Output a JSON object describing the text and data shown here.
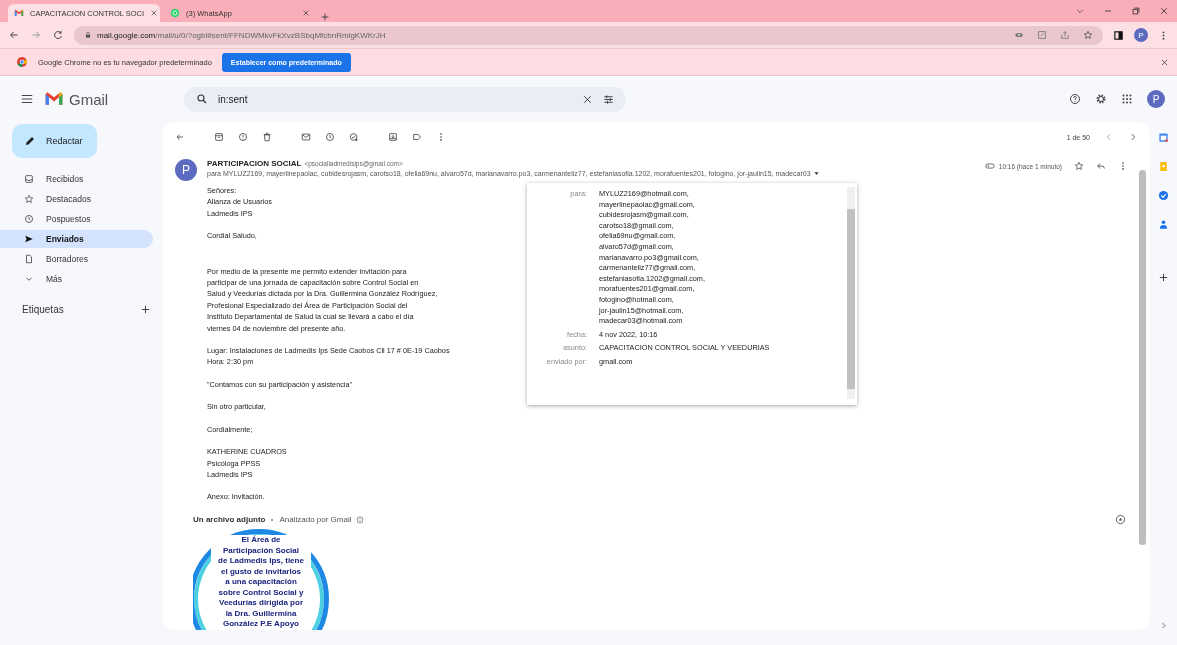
{
  "browser": {
    "tabs": [
      {
        "title": "CAPACITACION CONTROL SOCI",
        "selected": true
      },
      {
        "title": "(3) WhatsApp",
        "selected": false
      }
    ],
    "address": {
      "host": "mail.google.com",
      "path": "/mail/u/0/?ogbl#sent/FFNDWMkvFkXvzBSbqMfcbnRmlgKWKrJH"
    },
    "profile_initial": "P",
    "infobar": {
      "message": "Google Chrome no es tu navegador predeterminado",
      "button": "Establecer como predeterminado"
    }
  },
  "gmail": {
    "logo": "Gmail",
    "search": {
      "value": "in:sent"
    },
    "avatar": "P",
    "compose": "Redactar",
    "nav": [
      {
        "label": "Recibidos",
        "selected": false
      },
      {
        "label": "Destacados",
        "selected": false
      },
      {
        "label": "Pospuestos",
        "selected": false
      },
      {
        "label": "Enviados",
        "selected": true
      },
      {
        "label": "Borradores",
        "selected": false
      },
      {
        "label": "Más",
        "selected": false
      }
    ],
    "labels_heading": "Etiquetas"
  },
  "message": {
    "counter": "1 de 50",
    "avatar": "P",
    "sender_name": "PARTICIPACION SOCIAL",
    "sender_email": "<psocialladmedisips@gmail.com>",
    "recipients": "para MYLUZ2169, mayerlinepaolac, cubidesrojasm, carotso18, ofelia69nu, alvaro57d, marianavarro.po3, carmenanteliz77, estefaniasofia.1202, morafuentes201, fotogino, jor-jaulin15, madecar03",
    "time": "10:16 (hace 1 minuto)",
    "body": [
      [
        "Señores:",
        "Alianza de Usuarios",
        "Ladmedis IPS"
      ],
      [
        "Cordial Saludo,"
      ],
      [
        "Por medio de la presente me permito extender invitación para",
        "participar de una jornada de capacitación sobre Control Social en",
        "Salud y Veedurías dictada por la Dra. Guillermina González Rodríguez,",
        "Profesional Especializado del Área de Participación Social del",
        "Instituto Departamental de Salud la cual se llevará a cabo el día",
        "viernes  04 de noviembre del presente año."
      ],
      [
        "Lugar: Instalaciones de Ladmedis Ips Sede Caobos Cll 17 # 0E-19 Caobos",
        "Hora: 2:30 pm"
      ],
      [
        "\"Contamos con su participación y asistencia\""
      ],
      [
        "Sin otro particular,"
      ],
      [
        " Cordialmente;"
      ],
      [
        "KATHERINE CUADROS",
        "Psicóloga PPSS",
        "Ladmedis IPS"
      ],
      [
        "Anexo: Invitación."
      ]
    ],
    "details": [
      {
        "label": "para:",
        "values": [
          "MYLUZ2169@hotmail.com,",
          "mayerlinepaolac@gmail.com,",
          "cubidesrojasm@gmail.com,",
          "carotso18@gmail.com,",
          "ofelia69nu@gmail.com,",
          "alvaro57d@gmail.com,",
          "marianavarro.po3@gmail.com,",
          "carmenanteliz77@gmail.com,",
          "estefaniasofia.1202@gmail.com,",
          "morafuentes201@gmail.com,",
          "fotogino@hotmail.com,",
          "jor-jaulin15@hotmail.com,",
          "madecar03@hotmail.com"
        ]
      },
      {
        "label": "fecha:",
        "values": [
          "4 nov 2022, 10:16"
        ]
      },
      {
        "label": "asunto:",
        "values": [
          "CAPACITACION CONTROL SOCIAL Y VEEDURIAS"
        ]
      },
      {
        "label": "enviado por:",
        "values": [
          "gmail.com"
        ]
      }
    ],
    "attachment": {
      "heading": "Un archivo adjunto",
      "note": "Analizado por Gmail",
      "preview_lines": [
        "El Área de",
        "Participación Social",
        "de Ladmedis Ips, tiene",
        "el gusto de invitarlos",
        "a una capacitación",
        "sobre Control Social y",
        "Veedurías dirigida por",
        "la Dra. Guillermina",
        "González P.E Apoyo"
      ]
    }
  }
}
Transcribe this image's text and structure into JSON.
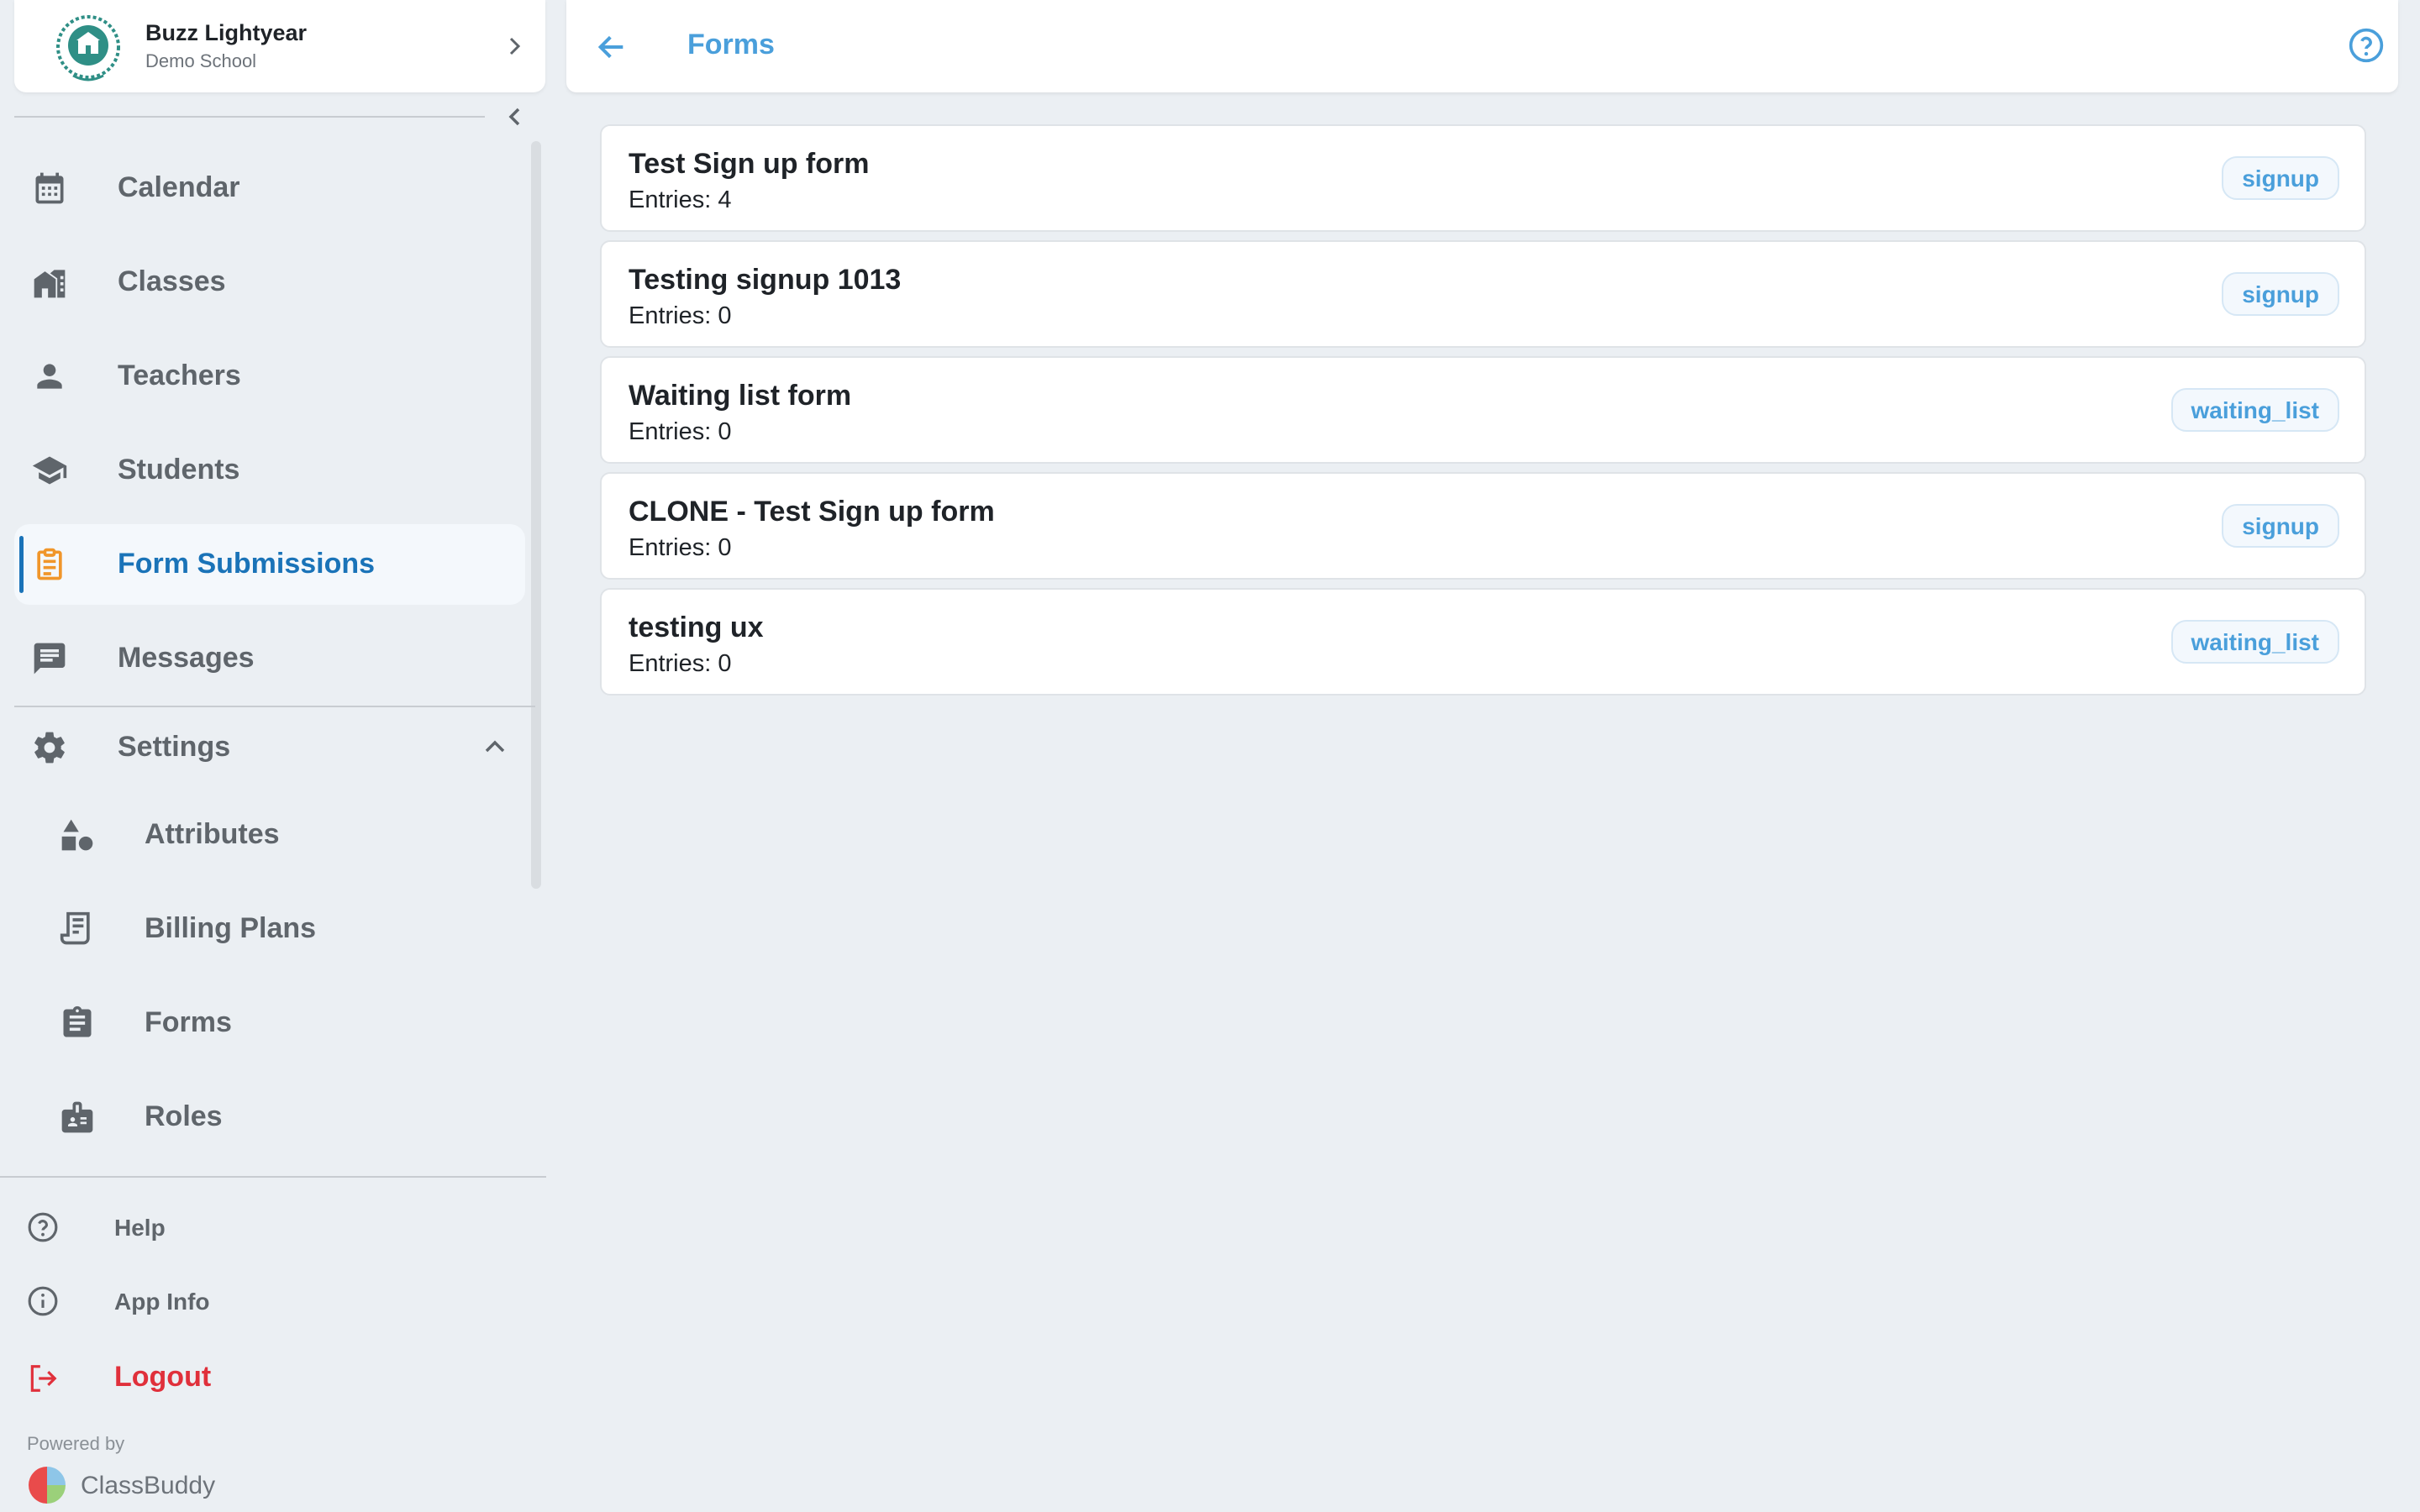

.....

WRITTEN REQUEST —
All lines holding the word "fotogino" should be picked out and copied.

WRITTEN SOLUTION —
    "recipients": "para MYLUZ2169, mayerlinepaolac, cubidesrojasm, carotso18, ofelia69nu, alvaro57d, marianavarro.po3, carmenanteliz77, estefaniasofia.1202, morafuentes201, fotogino, jor-jaulin15, madecar03",
          "fotogino@hotmail.com,",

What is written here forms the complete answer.